* EXERCISE INSTRUCTIONS *
Pull out every line below that holds the word "name".

* TASK DATA *
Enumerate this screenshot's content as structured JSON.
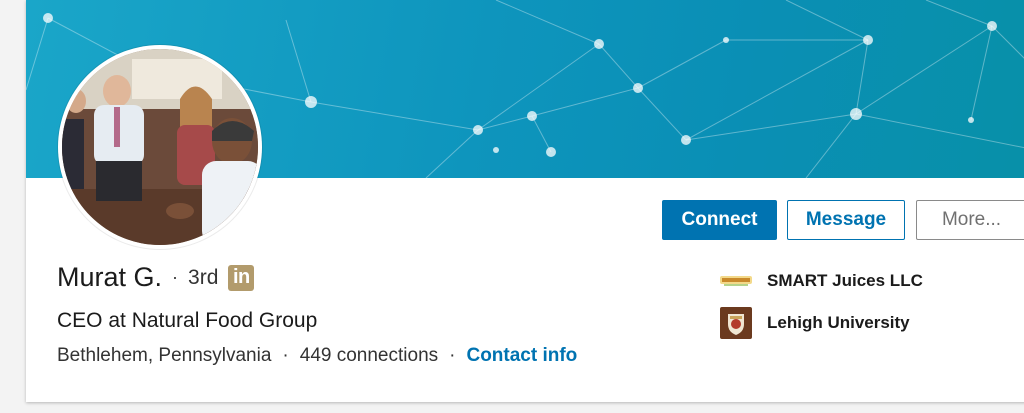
{
  "profile": {
    "name": "Murat G.",
    "separator": "·",
    "degree": "3rd",
    "badge_text": "in",
    "headline": "CEO at Natural Food Group",
    "location": "Bethlehem, Pennsylvania",
    "connections": "449 connections",
    "contact_label": "Contact info"
  },
  "actions": {
    "connect_label": "Connect",
    "message_label": "Message",
    "more_label": "More..."
  },
  "orgs": [
    {
      "name": "SMART Juices LLC",
      "icon": "smart-juices-logo-icon"
    },
    {
      "name": "Lehigh University",
      "icon": "lehigh-university-crest-icon"
    }
  ],
  "colors": {
    "primary": "#0073b1",
    "banner": "#0e95bd",
    "premium_badge": "#b29b6c"
  }
}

* RESPONSE FOR THIS EXERCISE *
    "name": "Murat G.",
      "name": "SMART Juices LLC",
      "name": "Lehigh University",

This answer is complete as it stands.